Say how many lines in the entries below mention "Bernhard", with no other words.

—————

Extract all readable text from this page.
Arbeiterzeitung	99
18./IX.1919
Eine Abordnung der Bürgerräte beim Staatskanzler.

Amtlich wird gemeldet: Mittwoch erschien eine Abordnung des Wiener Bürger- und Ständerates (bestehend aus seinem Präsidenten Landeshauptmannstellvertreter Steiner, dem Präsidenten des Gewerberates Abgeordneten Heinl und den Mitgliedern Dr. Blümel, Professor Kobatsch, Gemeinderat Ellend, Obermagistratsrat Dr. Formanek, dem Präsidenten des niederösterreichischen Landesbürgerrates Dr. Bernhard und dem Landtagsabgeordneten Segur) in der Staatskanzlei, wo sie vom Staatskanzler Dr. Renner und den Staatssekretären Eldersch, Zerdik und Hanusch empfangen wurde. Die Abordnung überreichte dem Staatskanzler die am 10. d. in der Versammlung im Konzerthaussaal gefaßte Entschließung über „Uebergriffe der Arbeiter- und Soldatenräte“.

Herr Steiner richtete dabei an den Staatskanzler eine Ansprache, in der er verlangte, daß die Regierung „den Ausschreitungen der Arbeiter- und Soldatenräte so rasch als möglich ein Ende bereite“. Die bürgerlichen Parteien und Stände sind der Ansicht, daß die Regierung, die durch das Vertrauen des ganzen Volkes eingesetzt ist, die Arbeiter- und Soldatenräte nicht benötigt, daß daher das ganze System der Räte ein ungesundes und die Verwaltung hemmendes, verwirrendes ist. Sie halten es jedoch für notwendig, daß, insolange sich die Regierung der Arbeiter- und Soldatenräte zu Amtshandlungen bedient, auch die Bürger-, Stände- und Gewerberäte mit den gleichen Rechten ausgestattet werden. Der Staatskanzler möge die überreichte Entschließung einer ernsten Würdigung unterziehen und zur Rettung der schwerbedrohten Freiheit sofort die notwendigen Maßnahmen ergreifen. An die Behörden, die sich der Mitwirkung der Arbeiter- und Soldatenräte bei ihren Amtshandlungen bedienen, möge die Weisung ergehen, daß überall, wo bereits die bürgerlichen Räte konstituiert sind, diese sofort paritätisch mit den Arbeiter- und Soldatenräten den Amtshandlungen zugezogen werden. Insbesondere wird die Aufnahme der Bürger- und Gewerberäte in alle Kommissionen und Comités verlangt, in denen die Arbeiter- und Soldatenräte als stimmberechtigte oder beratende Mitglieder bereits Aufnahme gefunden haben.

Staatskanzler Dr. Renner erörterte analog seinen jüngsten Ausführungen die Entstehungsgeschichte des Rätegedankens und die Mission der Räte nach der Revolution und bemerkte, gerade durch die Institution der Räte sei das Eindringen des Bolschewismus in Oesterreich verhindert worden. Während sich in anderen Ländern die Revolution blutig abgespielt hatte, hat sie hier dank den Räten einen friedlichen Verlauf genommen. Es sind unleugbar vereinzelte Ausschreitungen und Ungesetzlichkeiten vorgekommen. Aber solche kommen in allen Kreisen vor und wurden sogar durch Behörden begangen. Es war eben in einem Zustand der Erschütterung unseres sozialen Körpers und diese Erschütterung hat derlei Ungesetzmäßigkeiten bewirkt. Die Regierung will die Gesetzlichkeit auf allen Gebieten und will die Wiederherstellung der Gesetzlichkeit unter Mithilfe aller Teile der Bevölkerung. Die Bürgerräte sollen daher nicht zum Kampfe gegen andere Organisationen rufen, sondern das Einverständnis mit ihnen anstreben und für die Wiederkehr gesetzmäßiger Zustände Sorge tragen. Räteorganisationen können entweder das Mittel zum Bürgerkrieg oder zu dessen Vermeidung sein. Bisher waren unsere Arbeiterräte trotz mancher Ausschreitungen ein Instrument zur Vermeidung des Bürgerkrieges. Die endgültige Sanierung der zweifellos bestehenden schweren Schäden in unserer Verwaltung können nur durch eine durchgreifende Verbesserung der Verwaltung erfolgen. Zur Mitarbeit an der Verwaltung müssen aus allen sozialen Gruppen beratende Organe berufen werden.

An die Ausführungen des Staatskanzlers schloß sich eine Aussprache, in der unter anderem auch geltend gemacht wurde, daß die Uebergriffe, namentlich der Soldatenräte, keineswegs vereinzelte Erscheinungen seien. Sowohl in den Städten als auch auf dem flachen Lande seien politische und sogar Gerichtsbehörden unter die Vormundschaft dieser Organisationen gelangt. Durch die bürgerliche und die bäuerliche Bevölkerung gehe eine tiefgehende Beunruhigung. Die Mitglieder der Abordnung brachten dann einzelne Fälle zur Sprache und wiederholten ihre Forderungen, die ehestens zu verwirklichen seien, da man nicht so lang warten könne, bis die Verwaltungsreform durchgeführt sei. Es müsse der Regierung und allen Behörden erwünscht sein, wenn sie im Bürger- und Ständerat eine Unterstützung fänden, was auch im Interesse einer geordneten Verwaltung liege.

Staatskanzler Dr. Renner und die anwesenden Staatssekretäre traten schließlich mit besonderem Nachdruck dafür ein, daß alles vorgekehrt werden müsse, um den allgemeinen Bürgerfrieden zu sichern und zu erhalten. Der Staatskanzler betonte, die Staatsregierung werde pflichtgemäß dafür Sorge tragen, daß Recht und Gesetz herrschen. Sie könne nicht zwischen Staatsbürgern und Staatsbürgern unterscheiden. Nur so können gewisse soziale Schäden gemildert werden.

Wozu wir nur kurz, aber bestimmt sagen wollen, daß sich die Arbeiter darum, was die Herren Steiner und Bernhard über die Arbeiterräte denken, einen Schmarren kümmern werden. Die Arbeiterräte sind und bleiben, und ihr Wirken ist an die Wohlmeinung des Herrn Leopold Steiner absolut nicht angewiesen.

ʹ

—————

**Response below**
2